Directions for this task – Below are the records; copy each line in them that holds the word "name".

Data supplied –
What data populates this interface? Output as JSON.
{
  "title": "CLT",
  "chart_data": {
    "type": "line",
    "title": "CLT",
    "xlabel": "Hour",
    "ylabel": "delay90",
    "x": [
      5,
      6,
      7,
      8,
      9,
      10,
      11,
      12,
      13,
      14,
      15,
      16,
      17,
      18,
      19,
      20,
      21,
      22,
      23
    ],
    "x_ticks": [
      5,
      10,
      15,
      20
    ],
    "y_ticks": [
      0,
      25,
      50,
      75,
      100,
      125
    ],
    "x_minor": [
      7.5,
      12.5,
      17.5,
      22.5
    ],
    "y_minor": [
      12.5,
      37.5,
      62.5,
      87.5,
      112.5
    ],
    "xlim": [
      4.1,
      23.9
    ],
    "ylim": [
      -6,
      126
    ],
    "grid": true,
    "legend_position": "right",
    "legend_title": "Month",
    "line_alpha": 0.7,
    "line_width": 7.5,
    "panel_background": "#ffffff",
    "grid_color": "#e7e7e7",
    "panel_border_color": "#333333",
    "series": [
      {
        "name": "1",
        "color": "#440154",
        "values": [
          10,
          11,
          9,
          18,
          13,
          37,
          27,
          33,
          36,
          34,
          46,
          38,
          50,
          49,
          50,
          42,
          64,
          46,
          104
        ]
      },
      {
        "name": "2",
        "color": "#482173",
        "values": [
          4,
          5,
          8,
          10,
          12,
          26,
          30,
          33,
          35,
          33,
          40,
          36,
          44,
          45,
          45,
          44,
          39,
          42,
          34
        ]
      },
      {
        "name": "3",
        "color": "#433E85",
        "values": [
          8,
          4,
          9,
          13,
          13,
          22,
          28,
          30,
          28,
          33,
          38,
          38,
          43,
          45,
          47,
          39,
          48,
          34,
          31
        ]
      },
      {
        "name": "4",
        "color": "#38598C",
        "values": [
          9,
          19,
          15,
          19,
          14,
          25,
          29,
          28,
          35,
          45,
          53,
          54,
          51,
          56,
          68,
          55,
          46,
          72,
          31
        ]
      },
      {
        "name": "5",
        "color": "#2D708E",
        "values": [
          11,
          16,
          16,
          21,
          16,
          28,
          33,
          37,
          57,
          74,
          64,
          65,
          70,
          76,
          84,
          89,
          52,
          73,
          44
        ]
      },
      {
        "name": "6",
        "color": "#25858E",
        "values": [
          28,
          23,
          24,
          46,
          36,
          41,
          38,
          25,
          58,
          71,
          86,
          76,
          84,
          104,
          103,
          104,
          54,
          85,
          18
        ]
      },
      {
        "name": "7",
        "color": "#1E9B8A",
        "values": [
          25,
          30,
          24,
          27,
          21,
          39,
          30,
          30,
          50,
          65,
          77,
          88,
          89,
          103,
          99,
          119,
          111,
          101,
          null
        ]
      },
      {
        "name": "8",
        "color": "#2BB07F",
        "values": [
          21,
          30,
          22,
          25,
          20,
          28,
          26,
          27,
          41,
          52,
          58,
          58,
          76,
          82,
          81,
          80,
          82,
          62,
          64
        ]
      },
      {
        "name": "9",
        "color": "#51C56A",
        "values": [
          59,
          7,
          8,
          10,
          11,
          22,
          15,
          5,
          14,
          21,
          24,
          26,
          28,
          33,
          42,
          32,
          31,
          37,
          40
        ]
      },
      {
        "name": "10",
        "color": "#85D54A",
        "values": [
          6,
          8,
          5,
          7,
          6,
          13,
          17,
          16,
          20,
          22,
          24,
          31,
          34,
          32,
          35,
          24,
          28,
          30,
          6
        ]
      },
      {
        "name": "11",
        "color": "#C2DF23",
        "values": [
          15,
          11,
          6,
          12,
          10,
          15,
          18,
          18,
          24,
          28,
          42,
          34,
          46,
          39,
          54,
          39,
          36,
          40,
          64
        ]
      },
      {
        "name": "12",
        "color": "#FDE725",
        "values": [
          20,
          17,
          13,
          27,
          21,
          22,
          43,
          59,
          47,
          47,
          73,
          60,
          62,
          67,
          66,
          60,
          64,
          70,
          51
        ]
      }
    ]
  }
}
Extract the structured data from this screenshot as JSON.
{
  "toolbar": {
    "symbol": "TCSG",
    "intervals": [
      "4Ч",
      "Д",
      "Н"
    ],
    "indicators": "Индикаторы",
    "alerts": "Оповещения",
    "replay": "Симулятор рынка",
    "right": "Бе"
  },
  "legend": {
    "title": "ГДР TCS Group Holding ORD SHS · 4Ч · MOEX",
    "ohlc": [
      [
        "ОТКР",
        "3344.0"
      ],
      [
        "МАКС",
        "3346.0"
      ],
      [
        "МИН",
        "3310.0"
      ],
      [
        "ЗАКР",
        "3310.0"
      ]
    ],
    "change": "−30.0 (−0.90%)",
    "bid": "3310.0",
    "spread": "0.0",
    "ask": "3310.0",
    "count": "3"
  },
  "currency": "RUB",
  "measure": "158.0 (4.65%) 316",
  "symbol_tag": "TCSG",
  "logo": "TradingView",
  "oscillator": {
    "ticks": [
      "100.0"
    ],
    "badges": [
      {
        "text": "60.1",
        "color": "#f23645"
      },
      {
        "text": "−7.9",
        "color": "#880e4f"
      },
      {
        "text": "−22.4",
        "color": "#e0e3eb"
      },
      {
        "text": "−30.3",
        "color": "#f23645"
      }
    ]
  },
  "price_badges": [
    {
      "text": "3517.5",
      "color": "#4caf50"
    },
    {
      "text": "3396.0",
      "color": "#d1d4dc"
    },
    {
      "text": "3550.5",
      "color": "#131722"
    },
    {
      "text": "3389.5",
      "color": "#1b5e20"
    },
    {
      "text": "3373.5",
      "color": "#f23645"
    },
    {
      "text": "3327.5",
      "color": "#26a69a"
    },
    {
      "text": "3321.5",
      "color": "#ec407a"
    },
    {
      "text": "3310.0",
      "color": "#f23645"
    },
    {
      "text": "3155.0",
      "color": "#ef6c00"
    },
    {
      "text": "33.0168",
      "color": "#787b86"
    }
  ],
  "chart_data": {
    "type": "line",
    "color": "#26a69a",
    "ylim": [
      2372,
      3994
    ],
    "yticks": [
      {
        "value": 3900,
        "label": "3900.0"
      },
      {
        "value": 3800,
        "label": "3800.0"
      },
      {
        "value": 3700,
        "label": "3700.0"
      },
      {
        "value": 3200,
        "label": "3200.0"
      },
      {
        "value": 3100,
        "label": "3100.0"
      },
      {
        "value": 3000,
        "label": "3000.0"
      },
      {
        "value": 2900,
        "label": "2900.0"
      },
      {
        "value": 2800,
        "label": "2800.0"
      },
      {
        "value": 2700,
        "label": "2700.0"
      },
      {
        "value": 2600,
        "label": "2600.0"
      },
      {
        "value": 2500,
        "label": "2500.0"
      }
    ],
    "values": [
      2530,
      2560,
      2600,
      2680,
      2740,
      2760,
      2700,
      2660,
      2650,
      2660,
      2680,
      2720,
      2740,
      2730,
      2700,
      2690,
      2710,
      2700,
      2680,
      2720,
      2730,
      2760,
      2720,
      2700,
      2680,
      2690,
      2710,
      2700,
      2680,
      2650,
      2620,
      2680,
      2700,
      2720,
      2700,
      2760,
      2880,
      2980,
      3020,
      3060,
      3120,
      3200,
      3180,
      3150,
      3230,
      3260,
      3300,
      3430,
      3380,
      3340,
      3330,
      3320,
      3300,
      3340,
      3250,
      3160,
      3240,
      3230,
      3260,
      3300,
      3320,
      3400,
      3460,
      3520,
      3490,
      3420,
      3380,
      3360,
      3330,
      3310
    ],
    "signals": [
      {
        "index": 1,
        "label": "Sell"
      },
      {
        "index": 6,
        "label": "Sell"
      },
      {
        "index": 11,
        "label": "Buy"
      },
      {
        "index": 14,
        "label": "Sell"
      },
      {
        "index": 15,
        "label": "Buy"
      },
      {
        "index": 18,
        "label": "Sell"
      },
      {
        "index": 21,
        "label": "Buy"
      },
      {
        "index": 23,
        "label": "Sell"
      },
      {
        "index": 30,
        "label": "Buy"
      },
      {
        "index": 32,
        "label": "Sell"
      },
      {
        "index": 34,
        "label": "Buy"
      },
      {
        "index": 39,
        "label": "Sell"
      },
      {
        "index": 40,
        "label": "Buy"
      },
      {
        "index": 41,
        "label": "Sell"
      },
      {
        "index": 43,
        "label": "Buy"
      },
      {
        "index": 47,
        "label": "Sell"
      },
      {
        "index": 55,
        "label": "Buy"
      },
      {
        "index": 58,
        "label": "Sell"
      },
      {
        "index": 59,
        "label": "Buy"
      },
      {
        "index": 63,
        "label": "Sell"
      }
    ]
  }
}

Result –
        "name": "1",
        "name": "2",
        "name": "3",
        "name": "4",
        "name": "5",
        "name": "6",
        "name": "7",
        "name": "8",
        "name": "9",
        "name": "10",
        "name": "11",
        "name": "12",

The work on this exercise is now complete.